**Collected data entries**
'''
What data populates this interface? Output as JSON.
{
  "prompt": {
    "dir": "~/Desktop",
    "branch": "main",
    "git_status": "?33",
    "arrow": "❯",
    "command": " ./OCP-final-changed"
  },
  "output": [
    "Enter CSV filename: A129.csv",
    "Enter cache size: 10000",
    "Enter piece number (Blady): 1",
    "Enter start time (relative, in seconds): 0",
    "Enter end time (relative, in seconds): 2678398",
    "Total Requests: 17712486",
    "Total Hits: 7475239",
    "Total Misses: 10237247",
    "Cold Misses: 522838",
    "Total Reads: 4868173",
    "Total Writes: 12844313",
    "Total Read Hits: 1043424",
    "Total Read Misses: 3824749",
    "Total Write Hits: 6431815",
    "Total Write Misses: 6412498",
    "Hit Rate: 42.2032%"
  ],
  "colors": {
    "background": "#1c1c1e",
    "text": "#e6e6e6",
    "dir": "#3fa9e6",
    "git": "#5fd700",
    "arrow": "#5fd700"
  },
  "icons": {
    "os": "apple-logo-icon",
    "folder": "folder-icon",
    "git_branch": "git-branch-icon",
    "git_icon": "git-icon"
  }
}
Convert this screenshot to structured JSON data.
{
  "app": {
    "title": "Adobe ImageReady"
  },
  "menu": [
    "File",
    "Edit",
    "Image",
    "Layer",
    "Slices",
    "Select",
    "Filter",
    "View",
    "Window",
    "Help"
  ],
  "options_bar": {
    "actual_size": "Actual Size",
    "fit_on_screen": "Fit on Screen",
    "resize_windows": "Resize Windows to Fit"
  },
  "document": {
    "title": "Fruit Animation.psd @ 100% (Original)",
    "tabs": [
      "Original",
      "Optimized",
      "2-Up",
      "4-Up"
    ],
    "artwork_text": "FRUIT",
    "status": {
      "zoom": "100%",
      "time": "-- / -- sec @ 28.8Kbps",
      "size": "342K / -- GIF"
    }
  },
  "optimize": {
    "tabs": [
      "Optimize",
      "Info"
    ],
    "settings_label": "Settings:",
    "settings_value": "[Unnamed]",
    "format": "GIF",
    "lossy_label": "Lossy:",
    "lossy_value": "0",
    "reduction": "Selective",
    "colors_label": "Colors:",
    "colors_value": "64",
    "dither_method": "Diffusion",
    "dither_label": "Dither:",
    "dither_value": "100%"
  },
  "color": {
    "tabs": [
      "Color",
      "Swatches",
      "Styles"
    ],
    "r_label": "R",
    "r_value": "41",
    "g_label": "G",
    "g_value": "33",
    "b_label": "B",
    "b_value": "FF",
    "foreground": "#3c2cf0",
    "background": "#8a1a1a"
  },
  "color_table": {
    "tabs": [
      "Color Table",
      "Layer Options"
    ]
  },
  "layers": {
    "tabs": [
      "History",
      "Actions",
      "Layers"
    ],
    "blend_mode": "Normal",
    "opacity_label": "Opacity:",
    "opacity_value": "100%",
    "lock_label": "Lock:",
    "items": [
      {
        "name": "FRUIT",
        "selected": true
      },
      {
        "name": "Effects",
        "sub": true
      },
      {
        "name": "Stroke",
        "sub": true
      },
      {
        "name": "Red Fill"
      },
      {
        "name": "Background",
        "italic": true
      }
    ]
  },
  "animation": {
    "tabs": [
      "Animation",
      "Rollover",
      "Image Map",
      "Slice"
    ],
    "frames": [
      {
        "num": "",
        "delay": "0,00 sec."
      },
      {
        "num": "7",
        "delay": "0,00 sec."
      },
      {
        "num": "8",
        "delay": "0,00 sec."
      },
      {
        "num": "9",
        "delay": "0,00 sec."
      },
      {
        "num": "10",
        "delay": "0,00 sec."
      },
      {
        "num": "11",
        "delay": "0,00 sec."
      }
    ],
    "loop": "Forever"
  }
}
'''
**Task to carry out**
List every line in the records above that contains the word "Hits".

**Result for this exercise**
    "Total Hits: 7475239",
    "Total Read Hits: 1043424",
    "Total Write Hits: 6431815",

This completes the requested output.